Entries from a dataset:

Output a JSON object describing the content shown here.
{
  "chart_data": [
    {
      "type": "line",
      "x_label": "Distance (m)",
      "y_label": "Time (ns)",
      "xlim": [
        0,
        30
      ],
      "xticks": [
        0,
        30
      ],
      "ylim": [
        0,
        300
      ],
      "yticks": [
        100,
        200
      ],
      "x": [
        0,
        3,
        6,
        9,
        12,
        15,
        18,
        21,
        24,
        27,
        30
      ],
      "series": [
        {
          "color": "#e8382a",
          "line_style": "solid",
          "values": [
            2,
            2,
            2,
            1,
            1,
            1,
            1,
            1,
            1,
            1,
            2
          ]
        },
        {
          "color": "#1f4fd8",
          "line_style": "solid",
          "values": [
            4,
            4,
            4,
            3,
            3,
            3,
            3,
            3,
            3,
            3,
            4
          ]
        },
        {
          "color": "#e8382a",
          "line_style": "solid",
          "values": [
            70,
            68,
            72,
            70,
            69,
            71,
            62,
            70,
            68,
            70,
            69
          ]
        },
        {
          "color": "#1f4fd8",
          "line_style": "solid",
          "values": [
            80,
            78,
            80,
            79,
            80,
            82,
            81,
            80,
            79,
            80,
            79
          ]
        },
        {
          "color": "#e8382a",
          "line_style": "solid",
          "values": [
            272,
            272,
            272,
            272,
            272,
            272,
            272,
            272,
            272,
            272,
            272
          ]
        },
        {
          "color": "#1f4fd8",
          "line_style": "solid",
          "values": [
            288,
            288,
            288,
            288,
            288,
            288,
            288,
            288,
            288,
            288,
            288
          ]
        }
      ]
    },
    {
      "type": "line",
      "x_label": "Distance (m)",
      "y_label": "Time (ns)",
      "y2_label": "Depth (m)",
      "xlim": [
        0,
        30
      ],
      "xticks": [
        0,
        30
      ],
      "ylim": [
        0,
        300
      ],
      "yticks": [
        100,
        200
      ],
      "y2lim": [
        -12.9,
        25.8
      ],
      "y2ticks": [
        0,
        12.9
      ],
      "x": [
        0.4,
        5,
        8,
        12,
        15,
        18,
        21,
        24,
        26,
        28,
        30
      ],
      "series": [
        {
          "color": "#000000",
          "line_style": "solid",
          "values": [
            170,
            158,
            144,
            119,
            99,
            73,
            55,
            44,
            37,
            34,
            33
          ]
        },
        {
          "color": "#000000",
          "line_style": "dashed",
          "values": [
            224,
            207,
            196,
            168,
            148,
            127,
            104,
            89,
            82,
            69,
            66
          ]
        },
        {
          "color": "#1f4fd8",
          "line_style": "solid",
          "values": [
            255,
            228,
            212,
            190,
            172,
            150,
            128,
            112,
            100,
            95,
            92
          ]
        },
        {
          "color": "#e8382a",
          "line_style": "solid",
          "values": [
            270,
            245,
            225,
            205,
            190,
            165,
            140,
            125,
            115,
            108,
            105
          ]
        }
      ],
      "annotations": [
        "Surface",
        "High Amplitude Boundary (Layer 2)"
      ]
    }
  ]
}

* [WHAT IS BEING ASKED] Copy down the material exactly as written.

* [RESULT]
Output a JSON object describing the content shown here.
{
  "chart_data": [
    {
      "type": "line",
      "x_label": "Distance (m)",
      "y_label": "Time (ns)",
      "xlim": [
        0,
        30
      ],
      "xticks": [
        0,
        30
      ],
      "ylim": [
        0,
        300
      ],
      "yticks": [
        100,
        200
      ],
      "x": [
        0,
        3,
        6,
        9,
        12,
        15,
        18,
        21,
        24,
        27,
        30
      ],
      "series": [
        {
          "color": "#e8382a",
          "line_style": "solid",
          "values": [
            2,
            2,
            2,
            1,
            1,
            1,
            1,
            1,
            1,
            1,
            2
          ]
        },
        {
          "color": "#1f4fd8",
          "line_style": "solid",
          "values": [
            4,
            4,
            4,
            3,
            3,
            3,
            3,
            3,
            3,
            3,
            4
          ]
        },
        {
          "color": "#e8382a",
          "line_style": "solid",
          "values": [
            70,
            68,
            72,
            70,
            69,
            71,
            62,
            70,
            68,
            70,
            69
          ]
        },
        {
          "color": "#1f4fd8",
          "line_style": "solid",
          "values": [
            80,
            78,
            80,
            79,
            80,
            82,
            81,
            80,
            79,
            80,
            79
          ]
        },
        {
          "color": "#e8382a",
          "line_style": "solid",
          "values": [
            272,
            272,
            272,
            272,
            272,
            272,
            272,
            272,
            272,
            272,
            272
          ]
        },
        {
          "color": "#1f4fd8",
          "line_style": "solid",
          "values": [
            288,
            288,
            288,
            288,
            288,
            288,
            288,
            288,
            288,
            288,
            288
          ]
        }
      ]
    },
    {
      "type": "line",
      "x_label": "Distance (m)",
      "y_label": "Time (ns)",
      "y2_label": "Depth (m)",
      "xlim": [
        0,
        30
      ],
      "xticks": [
        0,
        30
      ],
      "ylim": [
        0,
        300
      ],
      "yticks": [
        100,
        200
      ],
      "y2lim": [
        -12.9,
        25.8
      ],
      "y2ticks": [
        0,
        12.9
      ],
      "x": [
        0.4,
        5,
        8,
        12,
        15,
        18,
        21,
        24,
        26,
        28,
        30
      ],
      "series": [
        {
          "color": "#000000",
          "line_style": "solid",
          "values": [
            170,
            158,
            144,
            119,
            99,
            73,
            55,
            44,
            37,
            34,
            33
          ]
        },
        {
          "color": "#000000",
          "line_style": "dashed",
          "values": [
            224,
            207,
            196,
            168,
            148,
            127,
            104,
            89,
            82,
            69,
            66
          ]
        },
        {
          "color": "#1f4fd8",
          "line_style": "solid",
          "values": [
            255,
            228,
            212,
            190,
            172,
            150,
            128,
            112,
            100,
            95,
            92
          ]
        },
        {
          "color": "#e8382a",
          "line_style": "solid",
          "values": [
            270,
            245,
            225,
            205,
            190,
            165,
            140,
            125,
            115,
            108,
            105
          ]
        }
      ],
      "annotations": [
        "Surface",
        "High Amplitude Boundary (Layer 2)"
      ]
    }
  ]
}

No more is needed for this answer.